— Instructions for the task —
Copy the lines holding the word "intensive", all of them.

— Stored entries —
— START —

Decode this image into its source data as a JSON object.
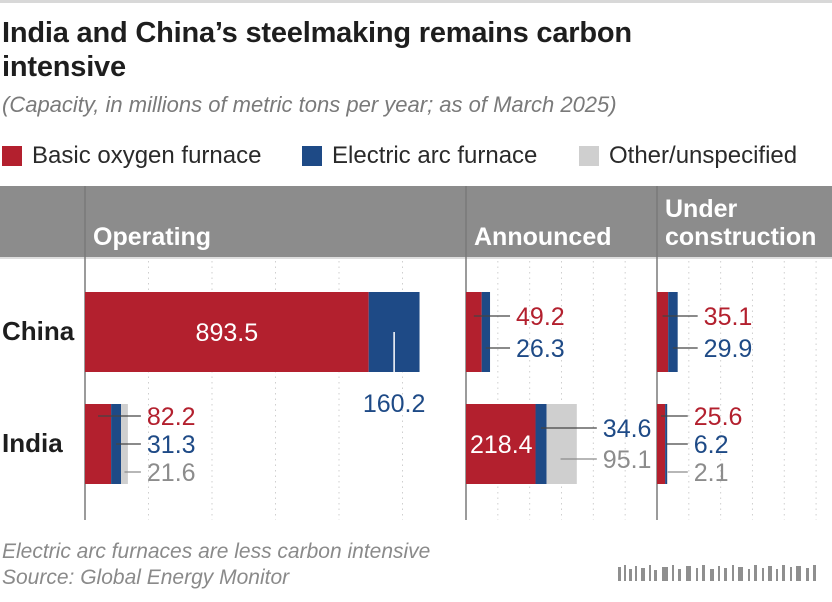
{
  "title": "India and China’s steelmaking remains carbon intensive",
  "subtitle": "(Capacity, in millions of metric tons per year; as of March 2025)",
  "legend": [
    {
      "label": "Basic oxygen furnace",
      "color": "#b3202e"
    },
    {
      "label": "Electric arc furnace",
      "color": "#1e4a86"
    },
    {
      "label": "Other/unspecified",
      "color": "#cfcfcf"
    }
  ],
  "footnote": "Electric arc furnaces are less carbon intensive",
  "source": "Source: Global Energy Monitor",
  "chart_data": {
    "type": "bar",
    "orientation": "horizontal",
    "stacked": true,
    "panels": [
      "Operating",
      "Announced",
      "Under construction"
    ],
    "categories": [
      "China",
      "India"
    ],
    "series": [
      {
        "name": "Basic oxygen furnace",
        "color": "#b3202e",
        "label_color": "#b3202e",
        "values": {
          "Operating": [
            893.5,
            82.2
          ],
          "Announced": [
            49.2,
            218.4
          ],
          "Under construction": [
            35.1,
            25.6
          ]
        }
      },
      {
        "name": "Electric arc furnace",
        "color": "#1e4a86",
        "label_color": "#1e4a86",
        "values": {
          "Operating": [
            160.2,
            31.3
          ],
          "Announced": [
            26.3,
            34.6
          ],
          "Under construction": [
            29.9,
            6.2
          ]
        }
      },
      {
        "name": "Other/unspecified",
        "color": "#cfcfcf",
        "label_color": "#8c8c8c",
        "values": {
          "Operating": [
            0,
            21.6
          ],
          "Announced": [
            0,
            95.1
          ],
          "Under construction": [
            0,
            2.1
          ]
        }
      }
    ],
    "xlim": [
      0,
      1100
    ],
    "grid": true,
    "legend_position": "top"
  }
}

— END —

— The output —
  "title": "India and China’s steelmaking remains carbon intensive",
  "footnote": "Electric arc furnaces are less carbon intensive",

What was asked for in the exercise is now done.